> [OBJECTIVE]
Find the lines holding the string "admin" in the data, then copy all of them.

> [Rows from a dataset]
◆ ◆ ◆

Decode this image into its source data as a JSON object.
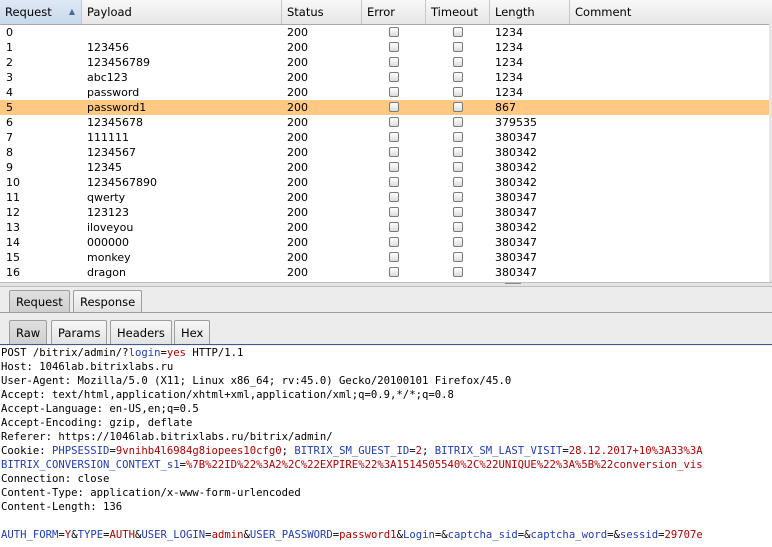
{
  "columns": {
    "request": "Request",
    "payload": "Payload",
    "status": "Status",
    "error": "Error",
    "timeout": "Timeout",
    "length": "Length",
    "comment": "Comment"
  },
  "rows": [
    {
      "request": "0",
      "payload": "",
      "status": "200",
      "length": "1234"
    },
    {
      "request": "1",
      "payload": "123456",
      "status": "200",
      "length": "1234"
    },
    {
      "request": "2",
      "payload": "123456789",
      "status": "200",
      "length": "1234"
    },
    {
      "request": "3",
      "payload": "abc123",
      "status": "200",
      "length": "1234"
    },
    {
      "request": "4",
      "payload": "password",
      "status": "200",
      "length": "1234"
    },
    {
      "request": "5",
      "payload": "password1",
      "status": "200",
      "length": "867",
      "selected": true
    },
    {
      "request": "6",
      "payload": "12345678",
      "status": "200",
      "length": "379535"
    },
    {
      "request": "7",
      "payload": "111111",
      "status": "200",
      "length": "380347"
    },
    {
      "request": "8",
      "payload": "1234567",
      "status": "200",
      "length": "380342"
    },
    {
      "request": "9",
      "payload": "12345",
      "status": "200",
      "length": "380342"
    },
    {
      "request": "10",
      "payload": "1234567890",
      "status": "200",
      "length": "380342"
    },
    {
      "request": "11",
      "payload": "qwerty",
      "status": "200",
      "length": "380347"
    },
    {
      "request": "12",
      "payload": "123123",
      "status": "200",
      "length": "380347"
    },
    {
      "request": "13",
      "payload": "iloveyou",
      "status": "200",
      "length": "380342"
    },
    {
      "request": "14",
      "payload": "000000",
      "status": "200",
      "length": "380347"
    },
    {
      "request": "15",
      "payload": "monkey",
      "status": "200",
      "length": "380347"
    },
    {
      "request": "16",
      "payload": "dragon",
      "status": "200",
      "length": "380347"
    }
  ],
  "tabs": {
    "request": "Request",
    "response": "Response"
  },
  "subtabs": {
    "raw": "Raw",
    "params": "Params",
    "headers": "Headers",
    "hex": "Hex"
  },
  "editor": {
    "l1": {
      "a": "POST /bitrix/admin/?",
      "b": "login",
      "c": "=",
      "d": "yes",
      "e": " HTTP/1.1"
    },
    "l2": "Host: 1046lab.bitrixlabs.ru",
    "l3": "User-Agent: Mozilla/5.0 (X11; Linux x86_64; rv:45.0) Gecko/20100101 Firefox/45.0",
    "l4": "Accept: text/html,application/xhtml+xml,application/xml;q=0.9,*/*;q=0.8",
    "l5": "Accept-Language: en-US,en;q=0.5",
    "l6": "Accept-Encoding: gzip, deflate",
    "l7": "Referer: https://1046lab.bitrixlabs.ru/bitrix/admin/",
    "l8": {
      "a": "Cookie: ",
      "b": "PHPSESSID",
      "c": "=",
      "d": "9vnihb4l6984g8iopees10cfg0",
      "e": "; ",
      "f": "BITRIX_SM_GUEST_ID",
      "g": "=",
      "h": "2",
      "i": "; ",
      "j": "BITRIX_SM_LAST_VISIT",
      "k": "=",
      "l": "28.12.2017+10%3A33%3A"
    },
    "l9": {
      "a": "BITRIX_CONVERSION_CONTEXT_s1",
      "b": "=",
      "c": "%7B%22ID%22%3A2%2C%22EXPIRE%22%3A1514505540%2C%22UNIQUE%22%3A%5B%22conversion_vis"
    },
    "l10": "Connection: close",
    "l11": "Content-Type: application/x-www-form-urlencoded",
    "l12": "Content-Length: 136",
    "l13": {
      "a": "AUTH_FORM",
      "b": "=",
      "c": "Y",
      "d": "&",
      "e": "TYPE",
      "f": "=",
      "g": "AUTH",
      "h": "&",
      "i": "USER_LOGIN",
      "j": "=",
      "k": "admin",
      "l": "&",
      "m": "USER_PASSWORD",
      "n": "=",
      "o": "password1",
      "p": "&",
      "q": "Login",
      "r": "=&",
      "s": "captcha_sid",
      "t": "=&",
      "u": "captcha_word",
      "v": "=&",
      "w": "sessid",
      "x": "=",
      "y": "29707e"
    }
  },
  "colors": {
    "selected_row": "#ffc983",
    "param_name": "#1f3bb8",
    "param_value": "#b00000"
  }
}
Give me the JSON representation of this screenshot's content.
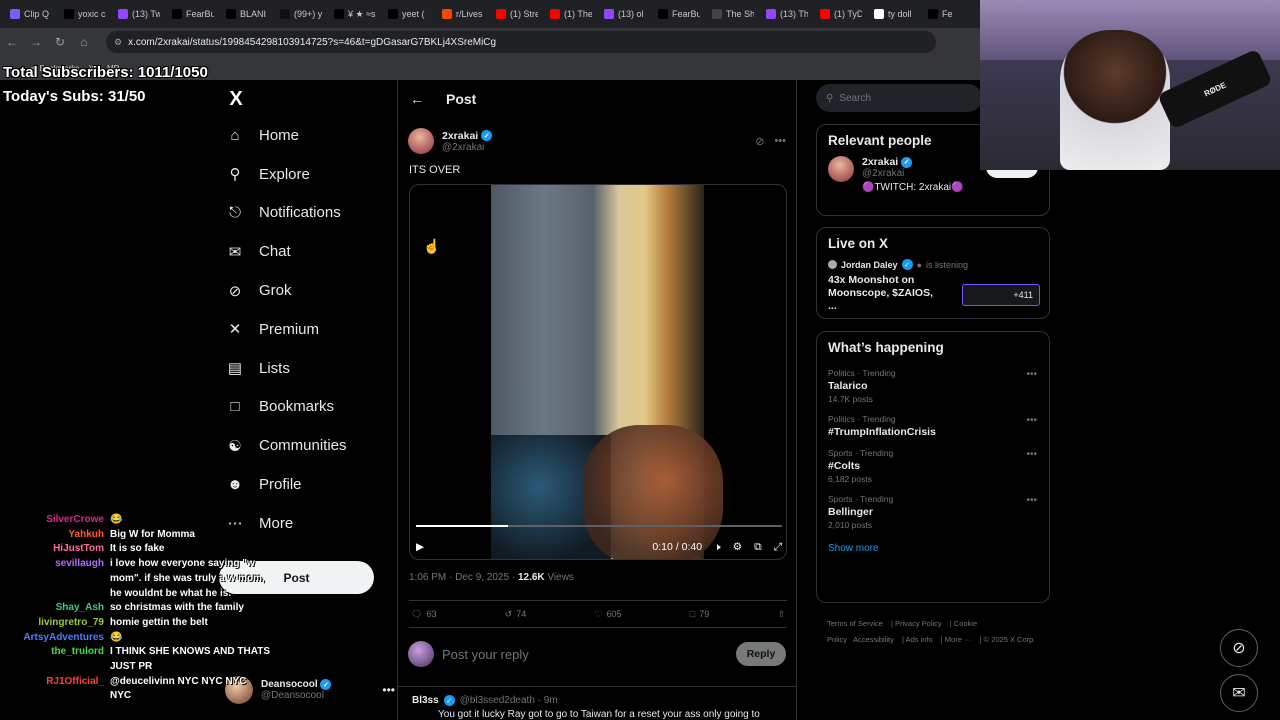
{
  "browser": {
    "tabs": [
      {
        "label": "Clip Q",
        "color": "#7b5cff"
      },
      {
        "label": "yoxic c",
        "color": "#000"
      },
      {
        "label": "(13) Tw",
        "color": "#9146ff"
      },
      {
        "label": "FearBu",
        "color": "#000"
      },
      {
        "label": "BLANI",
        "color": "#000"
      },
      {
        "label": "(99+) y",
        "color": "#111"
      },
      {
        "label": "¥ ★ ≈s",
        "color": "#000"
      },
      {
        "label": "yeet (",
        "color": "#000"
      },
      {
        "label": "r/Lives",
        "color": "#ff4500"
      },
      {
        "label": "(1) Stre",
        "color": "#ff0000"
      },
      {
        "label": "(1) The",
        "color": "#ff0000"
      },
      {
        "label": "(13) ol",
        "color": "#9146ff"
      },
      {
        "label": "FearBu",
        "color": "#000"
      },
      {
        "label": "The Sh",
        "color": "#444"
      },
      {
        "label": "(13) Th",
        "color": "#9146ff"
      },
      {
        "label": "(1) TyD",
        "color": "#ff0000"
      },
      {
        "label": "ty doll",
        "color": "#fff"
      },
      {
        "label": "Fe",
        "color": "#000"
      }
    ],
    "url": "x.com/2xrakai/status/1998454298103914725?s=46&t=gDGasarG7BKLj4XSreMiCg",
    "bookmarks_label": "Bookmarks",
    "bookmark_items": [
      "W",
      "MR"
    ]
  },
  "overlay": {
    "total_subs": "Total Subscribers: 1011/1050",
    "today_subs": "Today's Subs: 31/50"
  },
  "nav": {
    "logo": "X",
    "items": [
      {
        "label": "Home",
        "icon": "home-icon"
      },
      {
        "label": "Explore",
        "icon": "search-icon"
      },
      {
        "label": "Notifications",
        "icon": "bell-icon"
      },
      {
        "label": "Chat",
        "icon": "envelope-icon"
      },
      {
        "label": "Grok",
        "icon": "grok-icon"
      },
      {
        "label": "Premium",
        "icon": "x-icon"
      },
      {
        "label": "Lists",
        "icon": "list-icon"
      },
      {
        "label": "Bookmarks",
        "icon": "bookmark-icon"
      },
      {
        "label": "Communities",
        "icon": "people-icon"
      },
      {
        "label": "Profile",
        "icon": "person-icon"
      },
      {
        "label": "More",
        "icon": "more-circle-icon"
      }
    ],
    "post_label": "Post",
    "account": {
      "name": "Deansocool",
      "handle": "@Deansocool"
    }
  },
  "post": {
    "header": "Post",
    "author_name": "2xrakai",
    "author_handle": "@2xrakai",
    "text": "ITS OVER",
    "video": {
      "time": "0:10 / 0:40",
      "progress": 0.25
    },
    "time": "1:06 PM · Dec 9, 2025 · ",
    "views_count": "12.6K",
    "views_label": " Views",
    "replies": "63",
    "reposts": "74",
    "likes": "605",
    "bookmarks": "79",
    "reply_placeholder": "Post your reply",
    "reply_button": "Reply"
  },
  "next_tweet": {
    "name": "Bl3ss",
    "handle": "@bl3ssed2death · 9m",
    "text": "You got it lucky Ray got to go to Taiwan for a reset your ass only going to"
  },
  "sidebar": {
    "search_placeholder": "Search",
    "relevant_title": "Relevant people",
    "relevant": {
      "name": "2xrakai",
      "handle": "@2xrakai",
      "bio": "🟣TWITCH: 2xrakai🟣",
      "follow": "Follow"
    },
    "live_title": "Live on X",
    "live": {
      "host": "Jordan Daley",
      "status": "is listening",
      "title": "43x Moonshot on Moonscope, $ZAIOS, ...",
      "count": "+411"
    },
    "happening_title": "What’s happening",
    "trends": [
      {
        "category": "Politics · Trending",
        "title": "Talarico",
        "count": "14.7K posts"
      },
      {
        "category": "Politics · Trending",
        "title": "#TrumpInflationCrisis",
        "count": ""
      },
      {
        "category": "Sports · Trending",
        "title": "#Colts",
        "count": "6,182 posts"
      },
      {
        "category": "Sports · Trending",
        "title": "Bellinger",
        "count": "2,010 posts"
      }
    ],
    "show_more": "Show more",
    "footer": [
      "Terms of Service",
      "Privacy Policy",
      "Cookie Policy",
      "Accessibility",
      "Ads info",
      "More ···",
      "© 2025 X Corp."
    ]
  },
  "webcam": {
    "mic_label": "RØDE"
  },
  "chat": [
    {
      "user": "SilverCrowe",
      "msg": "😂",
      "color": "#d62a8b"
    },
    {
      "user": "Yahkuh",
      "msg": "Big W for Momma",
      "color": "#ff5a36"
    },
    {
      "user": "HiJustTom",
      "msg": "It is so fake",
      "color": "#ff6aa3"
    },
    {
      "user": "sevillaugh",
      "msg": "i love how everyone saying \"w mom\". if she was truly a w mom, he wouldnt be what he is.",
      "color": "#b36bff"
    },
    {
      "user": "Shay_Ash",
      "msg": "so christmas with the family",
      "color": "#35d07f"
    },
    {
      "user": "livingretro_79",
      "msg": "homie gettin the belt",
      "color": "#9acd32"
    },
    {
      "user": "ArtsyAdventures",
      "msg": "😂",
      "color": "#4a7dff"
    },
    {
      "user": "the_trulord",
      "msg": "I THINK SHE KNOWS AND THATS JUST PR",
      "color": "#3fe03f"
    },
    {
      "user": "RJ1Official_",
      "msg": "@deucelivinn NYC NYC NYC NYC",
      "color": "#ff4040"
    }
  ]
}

◆ ◆ ◆

> [ANSWER FOR THIS EXERCISE]
      "a": "POST /bitrix/admin/?",
    "l7": "Referer: https://1046lab.bitrixlabs.ru/bitrix/admin/",
      "k": "admin",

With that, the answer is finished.